Task description
Repeat the listing below in full, exactly as it stands.

- - -

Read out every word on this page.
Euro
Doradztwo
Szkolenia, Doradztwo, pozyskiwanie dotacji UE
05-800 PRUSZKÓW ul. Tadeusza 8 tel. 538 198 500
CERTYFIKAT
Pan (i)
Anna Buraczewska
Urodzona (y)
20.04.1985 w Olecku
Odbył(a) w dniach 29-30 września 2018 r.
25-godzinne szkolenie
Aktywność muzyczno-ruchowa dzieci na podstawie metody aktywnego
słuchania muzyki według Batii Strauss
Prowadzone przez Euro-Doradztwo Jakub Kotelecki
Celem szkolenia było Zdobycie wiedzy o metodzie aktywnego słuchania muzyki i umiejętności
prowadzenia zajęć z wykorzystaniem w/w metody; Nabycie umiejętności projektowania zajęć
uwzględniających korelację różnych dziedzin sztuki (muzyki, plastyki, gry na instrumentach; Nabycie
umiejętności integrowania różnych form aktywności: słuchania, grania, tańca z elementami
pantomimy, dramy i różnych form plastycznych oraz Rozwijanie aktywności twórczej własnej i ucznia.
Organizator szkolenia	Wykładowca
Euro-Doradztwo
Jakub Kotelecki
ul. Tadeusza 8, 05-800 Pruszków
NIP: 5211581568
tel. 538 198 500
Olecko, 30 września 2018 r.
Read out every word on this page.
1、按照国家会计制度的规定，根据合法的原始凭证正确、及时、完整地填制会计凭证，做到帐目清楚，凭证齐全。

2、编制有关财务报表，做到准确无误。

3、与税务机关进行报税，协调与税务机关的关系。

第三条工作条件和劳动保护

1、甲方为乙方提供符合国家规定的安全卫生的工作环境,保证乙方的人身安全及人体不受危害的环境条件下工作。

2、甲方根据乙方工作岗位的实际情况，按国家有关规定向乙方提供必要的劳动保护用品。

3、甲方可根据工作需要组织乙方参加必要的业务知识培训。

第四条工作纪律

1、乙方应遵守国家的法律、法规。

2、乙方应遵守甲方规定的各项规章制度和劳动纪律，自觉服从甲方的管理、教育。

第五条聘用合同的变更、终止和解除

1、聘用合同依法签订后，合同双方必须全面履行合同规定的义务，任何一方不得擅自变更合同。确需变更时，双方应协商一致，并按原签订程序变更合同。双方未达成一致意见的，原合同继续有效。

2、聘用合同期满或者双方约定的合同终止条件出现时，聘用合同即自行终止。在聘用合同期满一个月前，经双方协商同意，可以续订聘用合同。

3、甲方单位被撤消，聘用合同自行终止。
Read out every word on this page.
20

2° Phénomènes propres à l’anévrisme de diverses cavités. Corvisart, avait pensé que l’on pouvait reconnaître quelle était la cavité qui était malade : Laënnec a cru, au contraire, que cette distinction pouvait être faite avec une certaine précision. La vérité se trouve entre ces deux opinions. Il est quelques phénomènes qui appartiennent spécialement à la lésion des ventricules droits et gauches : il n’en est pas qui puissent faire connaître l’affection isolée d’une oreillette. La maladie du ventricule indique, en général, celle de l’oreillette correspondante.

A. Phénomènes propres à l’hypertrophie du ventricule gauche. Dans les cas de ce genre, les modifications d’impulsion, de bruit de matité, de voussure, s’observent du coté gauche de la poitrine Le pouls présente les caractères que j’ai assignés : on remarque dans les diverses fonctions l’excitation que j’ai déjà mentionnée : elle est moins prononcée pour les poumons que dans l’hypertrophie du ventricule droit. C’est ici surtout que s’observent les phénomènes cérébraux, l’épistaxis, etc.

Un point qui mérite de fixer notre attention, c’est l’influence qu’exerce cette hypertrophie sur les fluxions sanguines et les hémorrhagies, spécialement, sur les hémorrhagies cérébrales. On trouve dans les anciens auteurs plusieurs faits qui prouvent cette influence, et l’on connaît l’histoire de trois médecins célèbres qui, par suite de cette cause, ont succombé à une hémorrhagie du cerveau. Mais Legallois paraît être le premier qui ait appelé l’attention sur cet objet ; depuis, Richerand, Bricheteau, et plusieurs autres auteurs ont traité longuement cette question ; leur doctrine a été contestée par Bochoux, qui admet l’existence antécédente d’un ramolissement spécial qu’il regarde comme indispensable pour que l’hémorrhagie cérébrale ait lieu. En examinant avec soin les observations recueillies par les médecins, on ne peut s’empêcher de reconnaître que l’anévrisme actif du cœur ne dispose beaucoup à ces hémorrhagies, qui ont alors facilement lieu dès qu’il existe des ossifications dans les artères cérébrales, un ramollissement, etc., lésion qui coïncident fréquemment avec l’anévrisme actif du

- - -

Complete answer
Read out every word on this page.
Euro
Doradztwo
Szkolenia, Doradztwo, pozyskiwanie dotacji UE
05-800 PRUSZKÓW ul. Tadeusza 8 tel. 538 198 500
CERTYFIKAT
Pan (i)
Anna Buraczewska
Urodzona (y)
20.04.1985 w Olecku
Odbył(a) w dniach 29-30 września 2018 r.
25-godzinne szkolenie
Aktywność muzyczno-ruchowa dzieci na podstawie metody aktywnego
słuchania muzyki według Batii Strauss
Prowadzone przez Euro-Doradztwo Jakub Kotelecki
Celem szkolenia było Zdobycie wiedzy o metodzie aktywnego słuchania muzyki i umiejętności
prowadzenia zajęć z wykorzystaniem w/w metody; Nabycie umiejętności projektowania zajęć
uwzględniających korelację różnych dziedzin sztuki (muzyki, plastyki, gry na instrumentach; Nabycie
umiejętności integrowania różnych form aktywności: słuchania, grania, tańca z elementami
pantomimy, dramy i różnych form plastycznych oraz Rozwijanie aktywności twórczej własnej i ucznia.
Organizator szkolenia	Wykładowca
Euro-Doradztwo
Jakub Kotelecki
ul. Tadeusza 8, 05-800 Pruszków
NIP: 5211581568
tel. 538 198 500
Olecko, 30 września 2018 r.
Read out every word on this page.
1、按照国家会计制度的规定，根据合法的原始凭证正确、及时、完整地填制会计凭证，做到帐目清楚，凭证齐全。

2、编制有关财务报表，做到准确无误。

3、与税务机关进行报税，协调与税务机关的关系。

第三条工作条件和劳动保护

1、甲方为乙方提供符合国家规定的安全卫生的工作环境,保证乙方的人身安全及人体不受危害的环境条件下工作。

2、甲方根据乙方工作岗位的实际情况，按国家有关规定向乙方提供必要的劳动保护用品。

3、甲方可根据工作需要组织乙方参加必要的业务知识培训。

第四条工作纪律

1、乙方应遵守国家的法律、法规。

2、乙方应遵守甲方规定的各项规章制度和劳动纪律，自觉服从甲方的管理、教育。

第五条聘用合同的变更、终止和解除

1、聘用合同依法签订后，合同双方必须全面履行合同规定的义务，任何一方不得擅自变更合同。确需变更时，双方应协商一致，并按原签订程序变更合同。双方未达成一致意见的，原合同继续有效。

2、聘用合同期满或者双方约定的合同终止条件出现时，聘用合同即自行终止。在聘用合同期满一个月前，经双方协商同意，可以续订聘用合同。

3、甲方单位被撤消，聘用合同自行终止。
Read out every word on this page.
20

2° Phénomènes propres à l’anévrisme de diverses cavités. Corvisart, avait pensé que l’on pouvait reconnaître quelle était la cavité qui était malade : Laënnec a cru, au contraire, que cette distinction pouvait être faite avec une certaine précision. La vérité se trouve entre ces deux opinions. Il est quelques phénomènes qui appartiennent spécialement à la lésion des ventricules droits et gauches : il n’en est pas qui puissent faire connaître l’affection isolée d’une oreillette. La maladie du ventricule indique, en général, celle de l’oreillette correspondante.

A. Phénomènes propres à l’hypertrophie du ventricule gauche. Dans les cas de ce genre, les modifications d’impulsion, de bruit de matité, de voussure, s’observent du coté gauche de la poitrine Le pouls présente les caractères que j’ai assignés : on remarque dans les diverses fonctions l’excitation que j’ai déjà mentionnée : elle est moins prononcée pour les poumons que dans l’hypertrophie du ventricule droit. C’est ici surtout que s’observent les phénomènes cérébraux, l’épistaxis, etc.

Un point qui mérite de fixer notre attention, c’est l’influence qu’exerce cette hypertrophie sur les fluxions sanguines et les hémorrhagies, spécialement, sur les hémorrhagies cérébrales. On trouve dans les anciens auteurs plusieurs faits qui prouvent cette influence, et l’on connaît l’histoire de trois médecins célèbres qui, par suite de cette cause, ont succombé à une hémorrhagie du cerveau. Mais Legallois paraît être le premier qui ait appelé l’attention sur cet objet ; depuis, Richerand, Bricheteau, et plusieurs autres auteurs ont traité longuement cette question ; leur doctrine a été contestée par Bochoux, qui admet l’existence antécédente d’un ramolissement spécial qu’il regarde comme indispensable pour que l’hémorrhagie cérébrale ait lieu. En examinant avec soin les observations recueillies par les médecins, on ne peut s’empêcher de reconnaître que l’anévrisme actif du cœur ne dispose beaucoup à ces hémorrhagies, qui ont alors facilement lieu dès qu’il existe des ossifications dans les artères cérébrales, un ramollissement, etc., lésion qui coïncident fréquemment avec l’anévrisme actif du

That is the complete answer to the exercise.